◆ **Aim of the task**
Output a single figure: the number of lines in which the word "oleks" appears.

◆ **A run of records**

● ● ●

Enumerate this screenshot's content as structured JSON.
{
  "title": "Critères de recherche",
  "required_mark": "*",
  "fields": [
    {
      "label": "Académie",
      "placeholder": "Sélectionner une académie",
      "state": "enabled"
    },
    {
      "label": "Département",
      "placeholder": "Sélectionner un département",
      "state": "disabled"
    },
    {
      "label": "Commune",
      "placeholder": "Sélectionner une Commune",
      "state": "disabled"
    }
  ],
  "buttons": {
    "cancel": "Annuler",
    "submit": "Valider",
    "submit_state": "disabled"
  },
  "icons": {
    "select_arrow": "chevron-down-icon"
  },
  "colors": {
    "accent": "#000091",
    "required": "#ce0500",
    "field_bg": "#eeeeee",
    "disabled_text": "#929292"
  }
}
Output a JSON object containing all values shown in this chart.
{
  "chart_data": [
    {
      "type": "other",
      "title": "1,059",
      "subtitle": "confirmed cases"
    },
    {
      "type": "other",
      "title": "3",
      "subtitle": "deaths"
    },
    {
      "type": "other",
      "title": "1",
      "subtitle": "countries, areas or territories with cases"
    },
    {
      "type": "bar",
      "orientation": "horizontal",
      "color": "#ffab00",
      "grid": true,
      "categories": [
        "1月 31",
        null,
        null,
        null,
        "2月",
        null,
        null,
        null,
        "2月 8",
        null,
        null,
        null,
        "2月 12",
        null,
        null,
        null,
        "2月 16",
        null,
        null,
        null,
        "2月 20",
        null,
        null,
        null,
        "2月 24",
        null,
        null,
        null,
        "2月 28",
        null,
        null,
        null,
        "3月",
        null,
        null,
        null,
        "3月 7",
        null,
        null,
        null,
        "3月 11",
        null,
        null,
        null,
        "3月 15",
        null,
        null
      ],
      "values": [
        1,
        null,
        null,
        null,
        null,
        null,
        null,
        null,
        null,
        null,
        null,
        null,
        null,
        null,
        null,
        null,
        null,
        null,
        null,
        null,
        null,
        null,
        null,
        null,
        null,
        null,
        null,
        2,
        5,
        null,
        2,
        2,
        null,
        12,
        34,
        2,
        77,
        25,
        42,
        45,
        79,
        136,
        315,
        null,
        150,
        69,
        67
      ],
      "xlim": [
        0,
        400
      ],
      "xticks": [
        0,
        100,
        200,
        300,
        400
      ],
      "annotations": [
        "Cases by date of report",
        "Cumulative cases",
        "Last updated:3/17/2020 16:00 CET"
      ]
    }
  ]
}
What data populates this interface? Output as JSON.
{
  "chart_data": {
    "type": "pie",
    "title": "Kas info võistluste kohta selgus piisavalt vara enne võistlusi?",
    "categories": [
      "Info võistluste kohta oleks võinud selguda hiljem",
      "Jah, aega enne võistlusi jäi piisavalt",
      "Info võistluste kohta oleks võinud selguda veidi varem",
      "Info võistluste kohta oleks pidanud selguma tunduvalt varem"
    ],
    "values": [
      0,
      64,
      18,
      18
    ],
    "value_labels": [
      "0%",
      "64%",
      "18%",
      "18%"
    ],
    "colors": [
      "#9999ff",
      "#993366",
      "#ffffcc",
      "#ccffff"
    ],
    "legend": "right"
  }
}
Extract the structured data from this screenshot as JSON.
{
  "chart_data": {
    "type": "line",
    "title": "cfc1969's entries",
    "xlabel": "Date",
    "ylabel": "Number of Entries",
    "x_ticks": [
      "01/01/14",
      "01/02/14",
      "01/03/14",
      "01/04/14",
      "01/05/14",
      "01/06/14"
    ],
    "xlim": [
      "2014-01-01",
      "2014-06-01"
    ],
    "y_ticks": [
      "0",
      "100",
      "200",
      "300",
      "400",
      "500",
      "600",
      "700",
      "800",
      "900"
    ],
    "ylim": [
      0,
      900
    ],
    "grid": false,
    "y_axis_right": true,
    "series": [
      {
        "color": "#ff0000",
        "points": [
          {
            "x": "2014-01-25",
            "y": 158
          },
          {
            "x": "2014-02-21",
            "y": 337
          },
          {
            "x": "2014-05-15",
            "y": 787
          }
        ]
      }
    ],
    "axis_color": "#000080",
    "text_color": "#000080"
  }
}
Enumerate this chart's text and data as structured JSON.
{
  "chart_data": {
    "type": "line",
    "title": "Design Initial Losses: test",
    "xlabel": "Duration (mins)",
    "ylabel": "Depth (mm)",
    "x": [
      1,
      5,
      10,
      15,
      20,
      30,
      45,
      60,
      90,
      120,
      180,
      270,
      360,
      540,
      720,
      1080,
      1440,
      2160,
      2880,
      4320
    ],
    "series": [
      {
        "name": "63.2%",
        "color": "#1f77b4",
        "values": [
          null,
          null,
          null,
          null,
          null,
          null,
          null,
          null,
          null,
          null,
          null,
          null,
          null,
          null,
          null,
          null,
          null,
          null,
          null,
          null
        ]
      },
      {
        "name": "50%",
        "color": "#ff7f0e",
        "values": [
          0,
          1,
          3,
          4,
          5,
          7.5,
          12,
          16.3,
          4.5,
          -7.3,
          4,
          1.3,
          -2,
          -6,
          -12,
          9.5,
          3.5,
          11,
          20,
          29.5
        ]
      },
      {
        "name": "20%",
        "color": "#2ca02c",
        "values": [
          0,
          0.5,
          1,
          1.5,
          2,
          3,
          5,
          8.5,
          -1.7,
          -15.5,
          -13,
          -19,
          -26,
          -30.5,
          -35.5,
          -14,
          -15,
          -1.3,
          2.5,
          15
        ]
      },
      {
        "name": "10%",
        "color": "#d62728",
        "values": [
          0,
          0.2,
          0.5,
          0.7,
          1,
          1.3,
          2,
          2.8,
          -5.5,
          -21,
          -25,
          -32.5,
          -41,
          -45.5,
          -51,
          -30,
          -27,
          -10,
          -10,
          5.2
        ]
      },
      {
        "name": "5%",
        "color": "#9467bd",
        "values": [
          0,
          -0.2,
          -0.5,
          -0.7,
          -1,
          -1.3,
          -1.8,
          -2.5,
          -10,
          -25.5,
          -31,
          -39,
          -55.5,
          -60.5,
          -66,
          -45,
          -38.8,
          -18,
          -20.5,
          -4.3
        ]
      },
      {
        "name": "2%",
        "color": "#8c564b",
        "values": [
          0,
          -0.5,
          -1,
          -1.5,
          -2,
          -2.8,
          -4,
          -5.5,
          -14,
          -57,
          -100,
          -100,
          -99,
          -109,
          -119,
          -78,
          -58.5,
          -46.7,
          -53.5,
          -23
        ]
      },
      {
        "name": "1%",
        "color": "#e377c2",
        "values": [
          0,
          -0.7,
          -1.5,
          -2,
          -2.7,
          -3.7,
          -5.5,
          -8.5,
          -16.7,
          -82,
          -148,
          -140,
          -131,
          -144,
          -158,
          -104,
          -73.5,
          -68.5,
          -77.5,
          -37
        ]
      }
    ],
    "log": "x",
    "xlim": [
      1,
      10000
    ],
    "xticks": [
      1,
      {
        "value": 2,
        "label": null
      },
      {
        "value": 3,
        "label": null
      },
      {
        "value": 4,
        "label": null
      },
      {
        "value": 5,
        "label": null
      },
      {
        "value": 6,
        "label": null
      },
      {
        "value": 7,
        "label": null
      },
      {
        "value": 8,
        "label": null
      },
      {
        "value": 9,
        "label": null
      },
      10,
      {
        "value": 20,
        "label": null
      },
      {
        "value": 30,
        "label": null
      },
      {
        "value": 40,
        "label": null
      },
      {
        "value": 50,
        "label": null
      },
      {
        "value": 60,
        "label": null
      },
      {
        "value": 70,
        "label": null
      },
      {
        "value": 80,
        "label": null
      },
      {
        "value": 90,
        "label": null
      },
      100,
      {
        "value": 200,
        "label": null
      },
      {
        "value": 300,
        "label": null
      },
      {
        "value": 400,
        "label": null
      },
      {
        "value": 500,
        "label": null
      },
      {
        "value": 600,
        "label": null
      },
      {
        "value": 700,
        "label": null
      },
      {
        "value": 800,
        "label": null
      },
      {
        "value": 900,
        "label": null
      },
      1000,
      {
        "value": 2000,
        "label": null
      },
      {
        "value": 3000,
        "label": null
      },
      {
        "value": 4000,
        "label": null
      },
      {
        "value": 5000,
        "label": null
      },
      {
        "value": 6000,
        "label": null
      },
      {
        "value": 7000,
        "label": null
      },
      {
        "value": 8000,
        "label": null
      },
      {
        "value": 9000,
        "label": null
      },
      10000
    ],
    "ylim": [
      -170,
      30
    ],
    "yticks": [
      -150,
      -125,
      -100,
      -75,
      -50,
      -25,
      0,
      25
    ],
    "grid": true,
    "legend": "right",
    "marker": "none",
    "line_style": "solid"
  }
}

● ● ●

◆ **Correct output**
3